◆ Dataset excerpts
┌──

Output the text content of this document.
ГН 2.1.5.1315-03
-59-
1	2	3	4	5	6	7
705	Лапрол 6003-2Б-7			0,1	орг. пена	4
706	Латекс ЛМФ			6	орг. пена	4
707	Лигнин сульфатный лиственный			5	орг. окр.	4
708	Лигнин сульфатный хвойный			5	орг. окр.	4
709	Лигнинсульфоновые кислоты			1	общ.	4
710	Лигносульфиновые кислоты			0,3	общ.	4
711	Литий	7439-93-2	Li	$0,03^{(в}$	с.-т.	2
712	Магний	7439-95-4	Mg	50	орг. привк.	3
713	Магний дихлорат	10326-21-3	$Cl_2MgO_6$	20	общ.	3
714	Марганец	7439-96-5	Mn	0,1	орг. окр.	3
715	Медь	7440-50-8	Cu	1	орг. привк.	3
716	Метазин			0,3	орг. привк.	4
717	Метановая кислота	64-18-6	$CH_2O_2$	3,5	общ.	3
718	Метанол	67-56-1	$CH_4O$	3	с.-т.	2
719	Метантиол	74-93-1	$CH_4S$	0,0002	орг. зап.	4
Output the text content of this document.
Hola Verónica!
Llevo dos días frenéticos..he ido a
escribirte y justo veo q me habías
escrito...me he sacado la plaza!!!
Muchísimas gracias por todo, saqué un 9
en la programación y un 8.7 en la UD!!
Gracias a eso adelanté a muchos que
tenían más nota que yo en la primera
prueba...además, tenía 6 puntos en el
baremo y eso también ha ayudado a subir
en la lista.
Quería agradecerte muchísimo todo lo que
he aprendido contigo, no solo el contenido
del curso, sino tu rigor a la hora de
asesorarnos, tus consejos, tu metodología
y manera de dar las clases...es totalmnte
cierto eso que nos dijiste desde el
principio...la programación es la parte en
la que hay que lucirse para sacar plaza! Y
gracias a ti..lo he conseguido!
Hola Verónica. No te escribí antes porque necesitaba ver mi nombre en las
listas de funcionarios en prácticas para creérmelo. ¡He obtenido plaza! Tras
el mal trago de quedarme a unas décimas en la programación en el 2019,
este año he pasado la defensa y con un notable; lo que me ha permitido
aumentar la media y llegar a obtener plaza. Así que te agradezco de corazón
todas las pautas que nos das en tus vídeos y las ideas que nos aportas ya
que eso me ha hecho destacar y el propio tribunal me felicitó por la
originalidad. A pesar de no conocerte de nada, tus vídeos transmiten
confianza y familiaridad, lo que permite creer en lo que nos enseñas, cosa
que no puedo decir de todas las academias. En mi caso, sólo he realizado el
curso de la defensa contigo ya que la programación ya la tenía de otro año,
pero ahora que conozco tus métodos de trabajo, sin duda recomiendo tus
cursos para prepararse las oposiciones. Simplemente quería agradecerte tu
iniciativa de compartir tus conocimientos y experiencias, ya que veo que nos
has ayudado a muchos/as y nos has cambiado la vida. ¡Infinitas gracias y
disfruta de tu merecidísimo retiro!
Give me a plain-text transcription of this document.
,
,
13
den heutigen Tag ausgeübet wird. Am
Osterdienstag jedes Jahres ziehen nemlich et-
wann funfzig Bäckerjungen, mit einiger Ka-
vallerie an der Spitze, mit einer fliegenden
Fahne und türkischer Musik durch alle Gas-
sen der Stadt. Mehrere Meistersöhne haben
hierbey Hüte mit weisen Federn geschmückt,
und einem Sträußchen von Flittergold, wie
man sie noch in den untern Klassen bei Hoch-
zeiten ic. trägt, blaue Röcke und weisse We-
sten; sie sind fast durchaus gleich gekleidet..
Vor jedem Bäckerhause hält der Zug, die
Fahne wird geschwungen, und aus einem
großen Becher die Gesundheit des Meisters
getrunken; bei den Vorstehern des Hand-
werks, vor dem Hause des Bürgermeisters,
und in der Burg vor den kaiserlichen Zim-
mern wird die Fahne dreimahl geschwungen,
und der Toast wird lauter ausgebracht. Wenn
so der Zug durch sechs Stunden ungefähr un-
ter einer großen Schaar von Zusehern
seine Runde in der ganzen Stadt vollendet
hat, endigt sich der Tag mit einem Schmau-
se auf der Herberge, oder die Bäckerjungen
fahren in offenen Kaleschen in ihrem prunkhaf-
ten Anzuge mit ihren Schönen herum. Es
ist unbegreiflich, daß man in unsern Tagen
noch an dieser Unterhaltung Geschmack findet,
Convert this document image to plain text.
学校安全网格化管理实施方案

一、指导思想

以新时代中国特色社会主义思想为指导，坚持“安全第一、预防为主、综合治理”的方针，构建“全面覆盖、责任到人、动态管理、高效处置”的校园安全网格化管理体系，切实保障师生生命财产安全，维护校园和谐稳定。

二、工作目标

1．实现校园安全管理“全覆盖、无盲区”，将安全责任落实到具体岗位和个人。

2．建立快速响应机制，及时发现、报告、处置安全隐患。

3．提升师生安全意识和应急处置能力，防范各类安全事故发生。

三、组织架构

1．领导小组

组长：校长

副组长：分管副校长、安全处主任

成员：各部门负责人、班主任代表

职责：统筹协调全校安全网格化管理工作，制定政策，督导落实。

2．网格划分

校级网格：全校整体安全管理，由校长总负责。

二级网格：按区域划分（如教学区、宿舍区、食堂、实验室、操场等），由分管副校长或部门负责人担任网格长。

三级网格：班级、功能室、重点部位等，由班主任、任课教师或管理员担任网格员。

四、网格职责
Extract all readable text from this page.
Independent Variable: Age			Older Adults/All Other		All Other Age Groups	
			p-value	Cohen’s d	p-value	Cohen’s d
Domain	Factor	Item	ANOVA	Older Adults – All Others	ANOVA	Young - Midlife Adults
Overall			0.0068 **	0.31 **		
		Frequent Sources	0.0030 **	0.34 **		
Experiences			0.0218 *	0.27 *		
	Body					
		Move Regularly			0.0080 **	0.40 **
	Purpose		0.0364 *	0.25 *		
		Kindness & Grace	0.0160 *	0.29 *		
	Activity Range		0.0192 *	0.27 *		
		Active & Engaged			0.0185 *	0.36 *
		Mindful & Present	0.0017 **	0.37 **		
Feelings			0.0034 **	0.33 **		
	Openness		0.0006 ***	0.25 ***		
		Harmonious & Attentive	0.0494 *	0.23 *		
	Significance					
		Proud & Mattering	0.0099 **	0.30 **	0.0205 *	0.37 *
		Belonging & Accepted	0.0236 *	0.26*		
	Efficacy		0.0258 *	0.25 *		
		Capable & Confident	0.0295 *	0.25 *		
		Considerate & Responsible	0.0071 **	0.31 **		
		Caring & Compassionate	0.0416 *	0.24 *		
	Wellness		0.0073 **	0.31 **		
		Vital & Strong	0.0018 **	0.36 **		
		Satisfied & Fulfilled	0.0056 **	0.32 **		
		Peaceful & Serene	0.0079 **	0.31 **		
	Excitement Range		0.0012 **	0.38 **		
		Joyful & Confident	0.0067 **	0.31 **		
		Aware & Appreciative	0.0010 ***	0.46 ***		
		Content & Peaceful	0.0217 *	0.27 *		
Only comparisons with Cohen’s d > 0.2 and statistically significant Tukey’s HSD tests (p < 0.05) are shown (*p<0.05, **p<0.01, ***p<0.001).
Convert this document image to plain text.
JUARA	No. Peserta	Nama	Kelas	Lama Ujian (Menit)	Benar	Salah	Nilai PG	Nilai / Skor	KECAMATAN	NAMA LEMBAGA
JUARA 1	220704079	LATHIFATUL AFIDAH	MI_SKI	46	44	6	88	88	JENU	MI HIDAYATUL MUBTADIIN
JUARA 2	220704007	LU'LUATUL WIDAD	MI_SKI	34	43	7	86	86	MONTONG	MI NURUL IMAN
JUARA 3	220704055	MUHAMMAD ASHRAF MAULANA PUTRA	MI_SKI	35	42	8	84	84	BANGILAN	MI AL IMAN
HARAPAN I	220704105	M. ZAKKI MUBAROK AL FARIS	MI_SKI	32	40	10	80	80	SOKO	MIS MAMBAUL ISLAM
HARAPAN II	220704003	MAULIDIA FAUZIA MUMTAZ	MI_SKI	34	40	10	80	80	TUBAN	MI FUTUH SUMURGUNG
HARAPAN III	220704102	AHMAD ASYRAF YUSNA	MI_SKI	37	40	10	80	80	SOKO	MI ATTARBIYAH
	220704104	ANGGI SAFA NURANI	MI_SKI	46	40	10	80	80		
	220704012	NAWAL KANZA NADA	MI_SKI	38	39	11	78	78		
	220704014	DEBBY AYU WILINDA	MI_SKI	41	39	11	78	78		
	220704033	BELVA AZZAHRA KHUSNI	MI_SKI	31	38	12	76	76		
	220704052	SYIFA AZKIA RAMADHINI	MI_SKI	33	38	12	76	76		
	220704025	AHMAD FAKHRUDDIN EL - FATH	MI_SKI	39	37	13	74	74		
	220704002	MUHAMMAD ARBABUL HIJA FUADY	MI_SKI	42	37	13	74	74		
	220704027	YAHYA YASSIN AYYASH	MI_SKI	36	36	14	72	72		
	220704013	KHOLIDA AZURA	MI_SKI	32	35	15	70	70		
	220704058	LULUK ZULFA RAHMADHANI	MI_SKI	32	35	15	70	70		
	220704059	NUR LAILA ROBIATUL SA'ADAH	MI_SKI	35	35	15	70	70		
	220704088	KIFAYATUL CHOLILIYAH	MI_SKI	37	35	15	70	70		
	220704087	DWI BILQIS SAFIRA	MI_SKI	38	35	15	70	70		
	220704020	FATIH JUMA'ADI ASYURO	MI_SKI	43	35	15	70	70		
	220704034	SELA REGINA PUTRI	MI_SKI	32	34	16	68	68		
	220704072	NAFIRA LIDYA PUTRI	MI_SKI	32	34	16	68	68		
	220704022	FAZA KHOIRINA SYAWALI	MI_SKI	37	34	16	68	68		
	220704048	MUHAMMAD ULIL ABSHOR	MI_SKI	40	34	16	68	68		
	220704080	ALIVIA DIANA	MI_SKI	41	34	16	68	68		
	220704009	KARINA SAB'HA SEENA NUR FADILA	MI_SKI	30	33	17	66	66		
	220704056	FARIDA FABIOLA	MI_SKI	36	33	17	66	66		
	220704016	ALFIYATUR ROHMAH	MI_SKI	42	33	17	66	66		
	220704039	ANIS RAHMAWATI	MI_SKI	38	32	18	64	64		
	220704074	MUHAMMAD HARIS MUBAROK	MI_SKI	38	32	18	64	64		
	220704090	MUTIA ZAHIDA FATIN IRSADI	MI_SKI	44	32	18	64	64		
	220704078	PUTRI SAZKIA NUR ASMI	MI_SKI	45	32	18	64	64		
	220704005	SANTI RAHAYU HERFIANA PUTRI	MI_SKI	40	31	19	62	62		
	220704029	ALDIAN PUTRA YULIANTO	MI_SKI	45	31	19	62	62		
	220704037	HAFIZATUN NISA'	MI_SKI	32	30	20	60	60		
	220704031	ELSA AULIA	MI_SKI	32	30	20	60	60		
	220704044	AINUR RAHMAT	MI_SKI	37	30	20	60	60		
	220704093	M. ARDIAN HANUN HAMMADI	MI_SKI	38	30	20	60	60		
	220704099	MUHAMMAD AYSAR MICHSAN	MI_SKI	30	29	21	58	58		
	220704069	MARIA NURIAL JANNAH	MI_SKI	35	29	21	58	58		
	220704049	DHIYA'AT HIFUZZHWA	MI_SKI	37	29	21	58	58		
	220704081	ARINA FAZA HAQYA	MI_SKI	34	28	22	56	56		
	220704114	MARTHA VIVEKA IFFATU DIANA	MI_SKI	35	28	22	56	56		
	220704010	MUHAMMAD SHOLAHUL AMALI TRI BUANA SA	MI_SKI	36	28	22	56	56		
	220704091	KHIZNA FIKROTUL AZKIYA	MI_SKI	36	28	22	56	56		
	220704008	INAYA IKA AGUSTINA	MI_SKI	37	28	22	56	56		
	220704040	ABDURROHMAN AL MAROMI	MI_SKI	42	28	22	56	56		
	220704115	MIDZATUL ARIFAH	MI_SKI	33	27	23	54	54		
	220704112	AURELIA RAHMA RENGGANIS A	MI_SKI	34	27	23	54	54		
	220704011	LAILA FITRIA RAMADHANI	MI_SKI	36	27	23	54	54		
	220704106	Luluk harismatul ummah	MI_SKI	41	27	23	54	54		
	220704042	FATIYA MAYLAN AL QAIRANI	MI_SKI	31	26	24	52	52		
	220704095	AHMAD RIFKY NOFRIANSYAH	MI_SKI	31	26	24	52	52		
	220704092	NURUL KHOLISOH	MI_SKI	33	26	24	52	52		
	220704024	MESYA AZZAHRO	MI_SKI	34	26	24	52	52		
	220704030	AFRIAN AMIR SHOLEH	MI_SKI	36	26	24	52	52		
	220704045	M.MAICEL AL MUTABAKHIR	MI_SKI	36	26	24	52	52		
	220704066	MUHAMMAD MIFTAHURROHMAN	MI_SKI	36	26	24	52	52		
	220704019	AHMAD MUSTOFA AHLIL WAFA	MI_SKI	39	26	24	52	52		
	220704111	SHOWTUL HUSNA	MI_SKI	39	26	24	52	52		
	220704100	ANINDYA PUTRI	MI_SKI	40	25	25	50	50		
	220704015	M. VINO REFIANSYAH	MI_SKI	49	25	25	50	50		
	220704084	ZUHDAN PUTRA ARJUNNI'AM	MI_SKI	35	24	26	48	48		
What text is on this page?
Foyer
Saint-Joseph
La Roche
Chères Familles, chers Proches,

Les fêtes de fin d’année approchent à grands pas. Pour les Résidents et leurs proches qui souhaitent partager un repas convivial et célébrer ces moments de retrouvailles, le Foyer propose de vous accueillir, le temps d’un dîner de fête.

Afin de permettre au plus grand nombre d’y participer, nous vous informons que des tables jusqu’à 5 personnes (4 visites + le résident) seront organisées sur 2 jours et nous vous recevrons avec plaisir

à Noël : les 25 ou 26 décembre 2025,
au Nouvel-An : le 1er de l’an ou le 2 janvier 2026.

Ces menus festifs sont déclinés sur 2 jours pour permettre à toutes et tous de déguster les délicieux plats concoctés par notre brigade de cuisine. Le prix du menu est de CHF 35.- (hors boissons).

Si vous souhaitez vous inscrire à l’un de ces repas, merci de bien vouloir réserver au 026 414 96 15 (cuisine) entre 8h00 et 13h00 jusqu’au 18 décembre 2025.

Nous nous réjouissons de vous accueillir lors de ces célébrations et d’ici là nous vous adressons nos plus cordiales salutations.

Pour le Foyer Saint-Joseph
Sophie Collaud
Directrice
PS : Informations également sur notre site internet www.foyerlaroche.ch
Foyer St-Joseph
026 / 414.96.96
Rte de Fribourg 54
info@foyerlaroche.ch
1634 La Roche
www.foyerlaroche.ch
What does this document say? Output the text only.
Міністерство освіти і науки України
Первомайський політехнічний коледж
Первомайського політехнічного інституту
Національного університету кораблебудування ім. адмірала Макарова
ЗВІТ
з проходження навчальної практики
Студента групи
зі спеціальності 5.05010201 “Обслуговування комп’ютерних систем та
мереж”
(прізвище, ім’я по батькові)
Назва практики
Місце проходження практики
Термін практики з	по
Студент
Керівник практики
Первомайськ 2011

└──

◆ Directive
Return each full line of the entries that contains the word "nombre".

◆ Task result
Hola Verónica. No te escribí antes porque necesitaba ver mi nombre en las
Afin de permettre au plus grand nombre d’y participer, nous vous informons que des tables jusqu’à 5 personnes (4 visites + le résident) seront organisées sur 2 jours et nous vous recevrons avec plaisir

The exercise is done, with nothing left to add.